┌─ EXCERPTED TEXT
You've got my support. Just think of me as...as your... You know, I'm searching for 'supportive things' and I'm coming up all bras.

Xander ,'Empty Places'


Spike's Bitches 41: Thrown together to stand against the forces of darkness  

[NAFDA] Spike-centric discussion. Lusty, lewd (only occasionally crude), risqué (and frisqué), bawdy (Oh, lawdy!), flirty ('cuz we're purty), raunchy talk inside. Caveat lector.


EpicTangent - Jul 29, 2008 10:09:22 am PDT #9118 of 10001
Why isn't everyone pelting me with JOY, dammit? - Zenkitty

That was a scary quake, though thankfully it was short.

From San Diego it was just a kinda fun quake, but I thought it felt pretty long. Anyway, congrats on your official initiation!
└─
┌─ DATA FOR REVIEW
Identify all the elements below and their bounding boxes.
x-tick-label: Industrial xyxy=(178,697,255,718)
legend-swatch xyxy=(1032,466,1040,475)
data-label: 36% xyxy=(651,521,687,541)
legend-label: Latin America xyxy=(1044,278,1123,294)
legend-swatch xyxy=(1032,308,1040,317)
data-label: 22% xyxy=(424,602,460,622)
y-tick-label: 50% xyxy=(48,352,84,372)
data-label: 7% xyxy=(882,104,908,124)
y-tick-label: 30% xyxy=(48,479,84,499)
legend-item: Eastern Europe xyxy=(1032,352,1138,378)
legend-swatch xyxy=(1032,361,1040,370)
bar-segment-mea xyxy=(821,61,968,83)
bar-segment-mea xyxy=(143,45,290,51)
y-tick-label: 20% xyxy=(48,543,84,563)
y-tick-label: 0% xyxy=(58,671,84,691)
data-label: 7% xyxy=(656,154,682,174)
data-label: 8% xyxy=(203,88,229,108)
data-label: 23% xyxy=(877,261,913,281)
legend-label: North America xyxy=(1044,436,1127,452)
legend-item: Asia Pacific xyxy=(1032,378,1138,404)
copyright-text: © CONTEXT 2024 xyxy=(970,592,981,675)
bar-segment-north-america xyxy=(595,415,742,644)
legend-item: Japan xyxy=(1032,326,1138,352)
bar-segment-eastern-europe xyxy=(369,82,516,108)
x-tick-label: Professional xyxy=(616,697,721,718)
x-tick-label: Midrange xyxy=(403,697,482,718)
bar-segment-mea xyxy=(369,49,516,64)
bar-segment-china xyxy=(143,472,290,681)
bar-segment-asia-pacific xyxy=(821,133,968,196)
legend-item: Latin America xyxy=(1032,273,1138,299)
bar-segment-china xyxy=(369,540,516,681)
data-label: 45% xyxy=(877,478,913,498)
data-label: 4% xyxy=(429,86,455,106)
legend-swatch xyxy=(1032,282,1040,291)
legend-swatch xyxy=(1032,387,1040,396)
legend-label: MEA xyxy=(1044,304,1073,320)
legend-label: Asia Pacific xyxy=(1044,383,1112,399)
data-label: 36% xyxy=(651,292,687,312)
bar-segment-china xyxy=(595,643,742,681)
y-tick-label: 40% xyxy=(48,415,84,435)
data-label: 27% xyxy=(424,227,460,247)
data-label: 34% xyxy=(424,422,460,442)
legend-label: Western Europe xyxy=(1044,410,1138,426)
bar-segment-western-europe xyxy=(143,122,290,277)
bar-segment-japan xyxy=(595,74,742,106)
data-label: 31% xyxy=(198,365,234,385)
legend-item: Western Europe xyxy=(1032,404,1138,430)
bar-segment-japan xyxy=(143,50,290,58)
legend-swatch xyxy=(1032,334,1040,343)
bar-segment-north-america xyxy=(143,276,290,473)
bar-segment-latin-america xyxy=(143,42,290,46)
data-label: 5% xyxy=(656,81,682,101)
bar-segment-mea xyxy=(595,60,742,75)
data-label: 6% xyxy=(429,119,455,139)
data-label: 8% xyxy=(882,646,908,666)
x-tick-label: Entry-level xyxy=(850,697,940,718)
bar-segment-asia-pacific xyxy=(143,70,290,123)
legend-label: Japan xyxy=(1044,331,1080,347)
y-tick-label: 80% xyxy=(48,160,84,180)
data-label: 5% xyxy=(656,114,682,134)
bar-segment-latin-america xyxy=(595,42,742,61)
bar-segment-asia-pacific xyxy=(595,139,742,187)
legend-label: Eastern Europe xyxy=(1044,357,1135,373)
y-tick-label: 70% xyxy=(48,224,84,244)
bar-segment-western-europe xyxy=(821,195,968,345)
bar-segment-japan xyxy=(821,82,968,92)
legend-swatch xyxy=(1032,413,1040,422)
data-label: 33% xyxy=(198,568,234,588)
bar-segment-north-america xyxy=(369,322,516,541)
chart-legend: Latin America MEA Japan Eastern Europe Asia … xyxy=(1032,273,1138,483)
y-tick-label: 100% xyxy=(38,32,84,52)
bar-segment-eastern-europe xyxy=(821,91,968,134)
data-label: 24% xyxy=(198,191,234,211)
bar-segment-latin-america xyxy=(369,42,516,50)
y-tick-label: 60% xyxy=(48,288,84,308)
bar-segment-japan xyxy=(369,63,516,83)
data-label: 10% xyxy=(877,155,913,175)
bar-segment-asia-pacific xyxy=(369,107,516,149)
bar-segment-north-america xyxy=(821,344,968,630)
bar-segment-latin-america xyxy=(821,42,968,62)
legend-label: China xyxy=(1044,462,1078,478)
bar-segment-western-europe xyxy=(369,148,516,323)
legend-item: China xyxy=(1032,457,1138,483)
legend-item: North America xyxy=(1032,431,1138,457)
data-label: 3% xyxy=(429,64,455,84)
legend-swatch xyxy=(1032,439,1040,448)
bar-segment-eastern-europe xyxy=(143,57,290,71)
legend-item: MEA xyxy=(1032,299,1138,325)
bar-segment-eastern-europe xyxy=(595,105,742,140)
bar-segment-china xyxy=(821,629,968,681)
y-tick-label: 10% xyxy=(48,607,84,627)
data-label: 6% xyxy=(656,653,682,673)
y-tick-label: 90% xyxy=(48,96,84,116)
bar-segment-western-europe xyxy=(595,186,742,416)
└─
[WORK REQUIRED]: Copy a passage from the forum page. Begin at the words "You've got my" and stop after "it was short.". The rows have nothing to do with this.

[FINAL ANSWER]:
You've got my support. Just think of me as...as your... You know, I'm searching for 'supportive things' and I'm coming up all bras.

Xander ,'Empty Places'


Spike's Bitches 41: Thrown together to stand against the forces of darkness  

[NAFDA] Spike-centric discussion. Lusty, lewd (only occasionally crude), risqué (and frisqué), bawdy (Oh, lawdy!), flirty ('cuz we're purty), raunchy talk inside. Caveat lector.


EpicTangent - Jul 29, 2008 10:09:22 am PDT #9118 of 10001
Why isn't everyone pelting me with JOY, dammit? - Zenkitty

That was a scary quake, though thankfully it was short.